Identify every line containing the word "的作风没体现" and reproduce each one.

-- START OF RECORDS SHOWN --

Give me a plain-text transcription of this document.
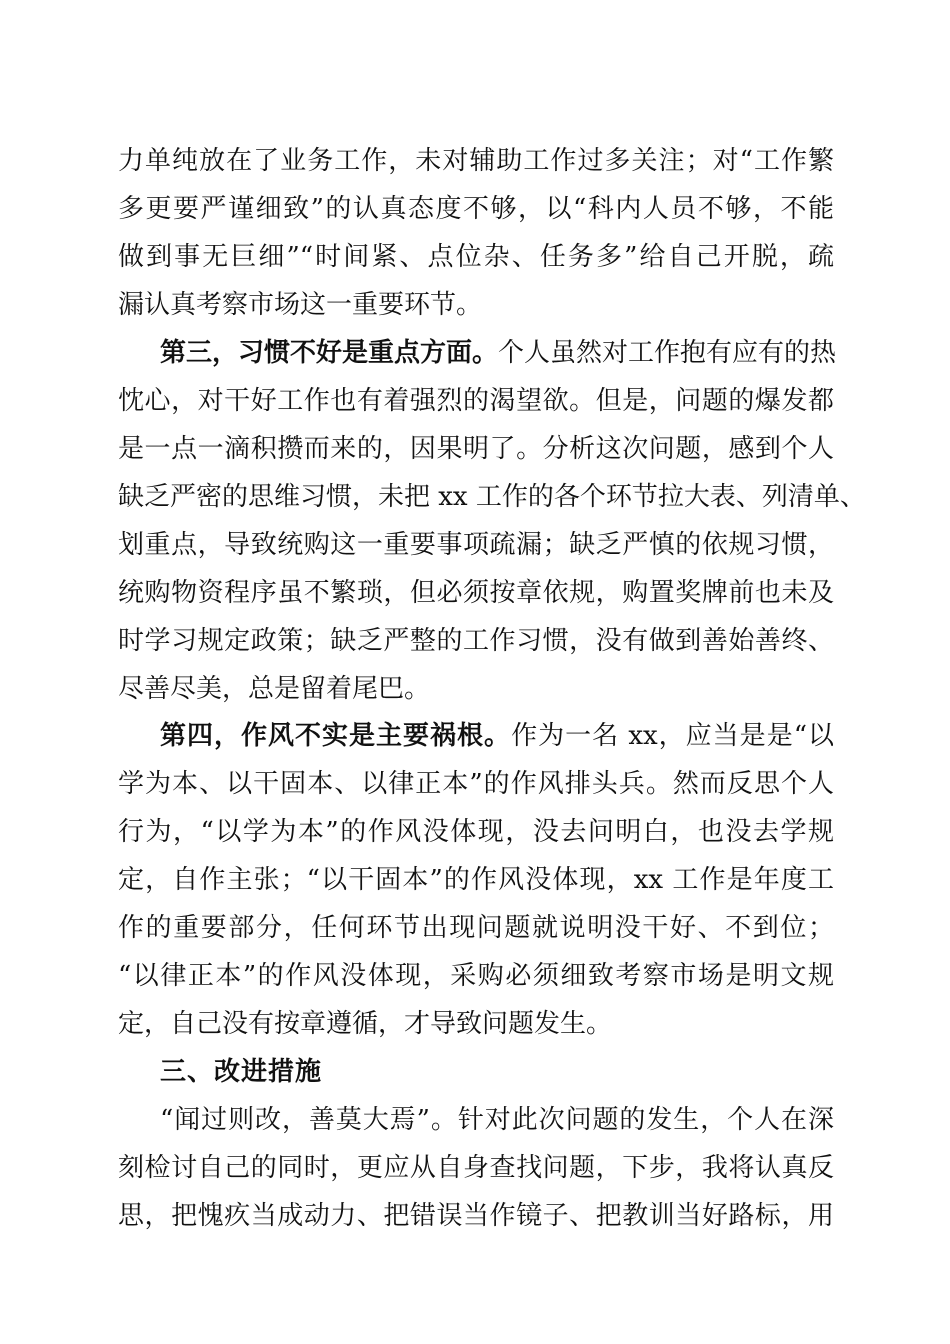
力单纯放在了业务工作，未对辅助工作过多关注；对“工作繁
多更要严谨细致”的认真态度不够，以“科内人员不够，不能
做到事无巨细”“时间紧、点位杂、任务多”给自己开脱，疏
漏认真考察市场这一重要环节。
第三，习惯不好是重点方面。个人虽然对工作抱有应有的热
忱心，对干好工作也有着强烈的渴望欲。但是，问题的爆发都
是一点一滴积攒而来的，因果明了。分析这次问题，感到个人
缺乏严密的思维习惯，未把 xx 工作的各个环节拉大表、列清单、
划重点，导致统购这一重要事项疏漏；缺乏严慎的依规习惯，
统购物资程序虽不繁琐，但必须按章依规，购置奖牌前也未及
时学习规定政策；缺乏严整的工作习惯，没有做到善始善终、
尽善尽美，总是留着尾巴。
第四，作风不实是主要祸根。作为一名 xx，应当是是“以
学为本、以干固本、以律正本”的作风排头兵。然而反思个人
行为，“以学为本”的作风没体现，没去问明白，也没去学规
定，自作主张；“以干固本”的作风没体现，xx 工作是年度工
作的重要部分，任何环节出现问题就说明没干好、不到位；
“以律正本”的作风没体现，采购必须细致考察市场是明文规
定，自己没有按章遵循，才导致问题发生。
三、改进措施
“闻过则改，善莫大焉”。针对此次问题的发生，个人在深
刻检讨自己的同时，更应从自身查找问题，下步，我将认真反
思，把愧疚当成动力、把错误当作镜子、把教训当好路标，用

-- END OF RECORDS SHOWN --

• _EXERCISE SOLUTION_
行为，“以学为本”的作风没体现，没去问明白，也没去学规
定，自作主张；“以干固本”的作风没体现，xx 工作是年度工
“以律正本”的作风没体现，采购必须细致考察市场是明文规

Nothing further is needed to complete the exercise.